— begin RECORDS FOR THE TASK —

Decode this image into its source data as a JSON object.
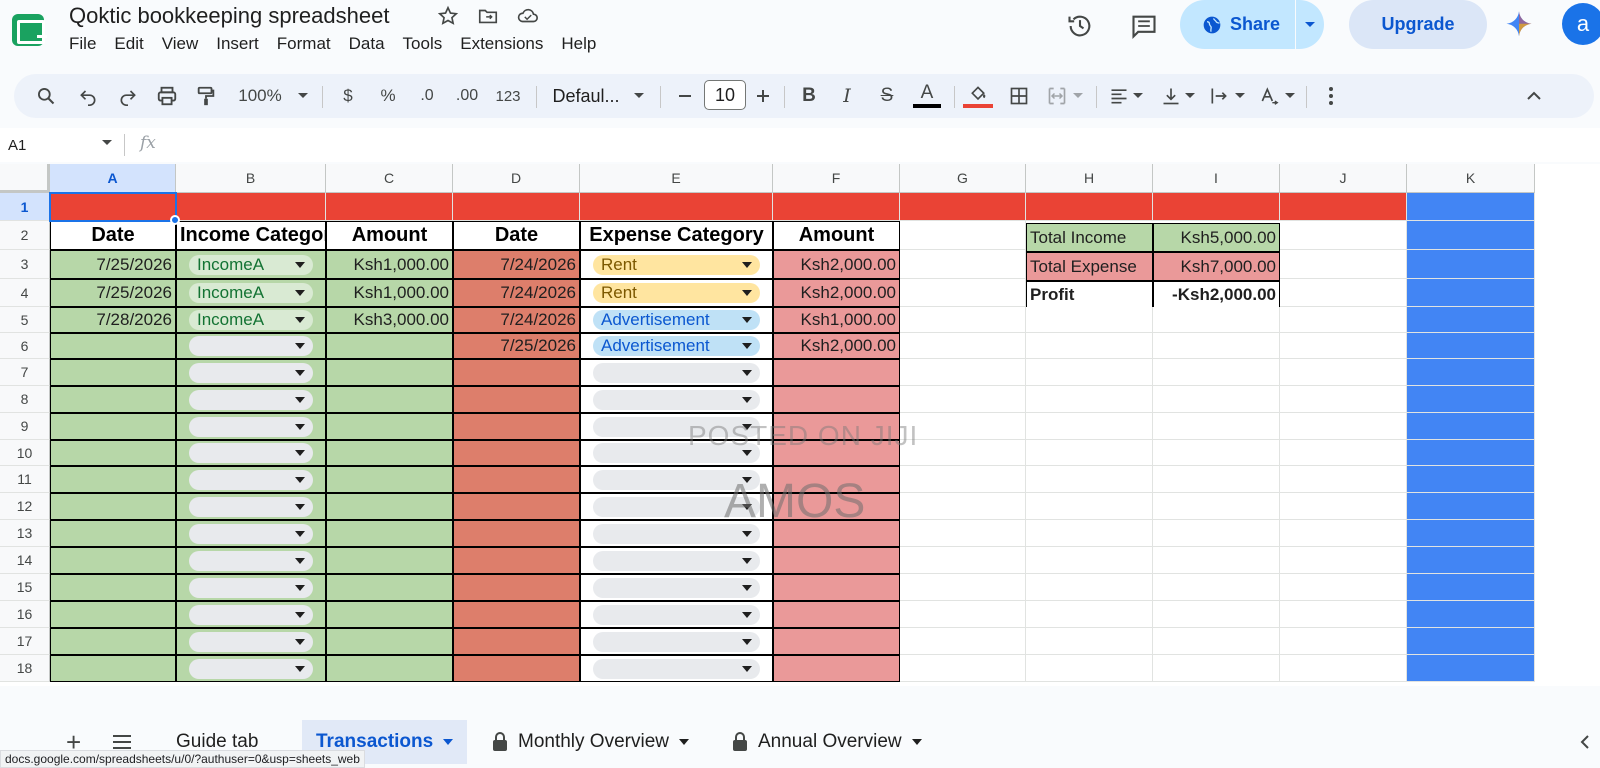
{
  "app": {
    "title": "Qoktic bookkeeping spreadsheet",
    "menu": [
      "File",
      "Edit",
      "View",
      "Insert",
      "Format",
      "Data",
      "Tools",
      "Extensions",
      "Help"
    ],
    "share_label": "Share",
    "upgrade_label": "Upgrade",
    "avatar_letter": "a"
  },
  "toolbar": {
    "zoom": "100%",
    "currency": "$",
    "percent": "%",
    "dec_decrease": ".0",
    "dec_increase": ".00",
    "number_format": "123",
    "font": "Defaul...",
    "font_size": "10",
    "bold": "B",
    "italic": "I",
    "strike": "S",
    "text_color": "A"
  },
  "formula_bar": {
    "cell_ref": "A1",
    "fx": "fx"
  },
  "columns": [
    "A",
    "B",
    "C",
    "D",
    "E",
    "F",
    "G",
    "H",
    "I",
    "J",
    "K"
  ],
  "rows": [
    "1",
    "2",
    "3",
    "4",
    "5",
    "6",
    "7",
    "8",
    "9",
    "10",
    "11",
    "12",
    "13",
    "14",
    "15",
    "16",
    "17",
    "18"
  ],
  "headers": {
    "income_date": "Date",
    "income_category": "Income Categor",
    "income_amount": "Amount",
    "expense_date": "Date",
    "expense_category": "Expense Category",
    "expense_amount": "Amount"
  },
  "income": [
    {
      "date": "7/25/2026",
      "category": "IncomeA",
      "amount": "Ksh1,000.00"
    },
    {
      "date": "7/25/2026",
      "category": "IncomeA",
      "amount": "Ksh1,000.00"
    },
    {
      "date": "7/28/2026",
      "category": "IncomeA",
      "amount": "Ksh3,000.00"
    }
  ],
  "expenses": [
    {
      "date": "7/24/2026",
      "category": "Rent",
      "amount": "Ksh2,000.00"
    },
    {
      "date": "7/24/2026",
      "category": "Rent",
      "amount": "Ksh2,000.00"
    },
    {
      "date": "7/24/2026",
      "category": "Advertisement",
      "amount": "Ksh1,000.00"
    },
    {
      "date": "7/25/2026",
      "category": "Advertisement",
      "amount": "Ksh2,000.00"
    }
  ],
  "summary": {
    "total_income_label": "Total Income",
    "total_income_value": "Ksh5,000.00",
    "total_expense_label": "Total Expense",
    "total_expense_value": "Ksh7,000.00",
    "profit_label": "Profit",
    "profit_value": "-Ksh2,000.00"
  },
  "watermark": {
    "line1": "POSTED ON JIJI",
    "line2": "AMOS"
  },
  "tabs": {
    "guide": "Guide tab",
    "transactions": "Transactions",
    "monthly": "Monthly Overview",
    "annual": "Annual Overview"
  },
  "status_url": "docs.google.com/spreadsheets/u/0/?authuser=0&usp=sheets_web",
  "colors": {
    "income_fill": "#b7d7a8",
    "expense_date_fill": "#dd7e6b",
    "expense_amount_fill": "#ea9999",
    "banner_red": "#ea4335",
    "banner_blue": "#4285f4",
    "chip_income": "#d9ead3",
    "chip_rent": "#ffe5a0",
    "chip_ad": "#bfe1f6",
    "chip_empty": "#e8eaed"
  }
}
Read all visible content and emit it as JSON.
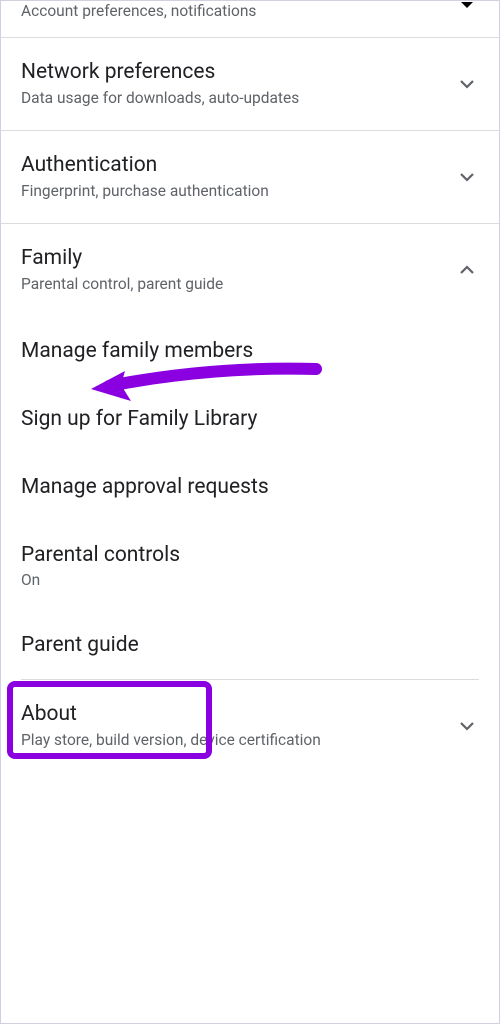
{
  "sections": {
    "general": {
      "subtitle": "Account preferences, notifications"
    },
    "network": {
      "title": "Network preferences",
      "subtitle": "Data usage for downloads, auto-updates"
    },
    "auth": {
      "title": "Authentication",
      "subtitle": "Fingerprint, purchase authentication"
    },
    "family": {
      "title": "Family",
      "subtitle": "Parental control, parent guide",
      "items": [
        {
          "label": "Manage family members"
        },
        {
          "label": "Sign up for Family Library"
        },
        {
          "label": "Manage approval requests"
        },
        {
          "label": "Parental controls",
          "status": "On"
        },
        {
          "label": "Parent guide"
        }
      ]
    },
    "about": {
      "title": "About",
      "subtitle": "Play store, build version, device certification"
    }
  },
  "annotation": {
    "color": "#8a00e0"
  }
}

— end RECORDS FOR THE TASK —

#### EXERCISE
Gather every line containing the word "Manage" and copy it.

#### EXPECTED ANSWER
          "label": "Manage family members"
          "label": "Manage approval requests"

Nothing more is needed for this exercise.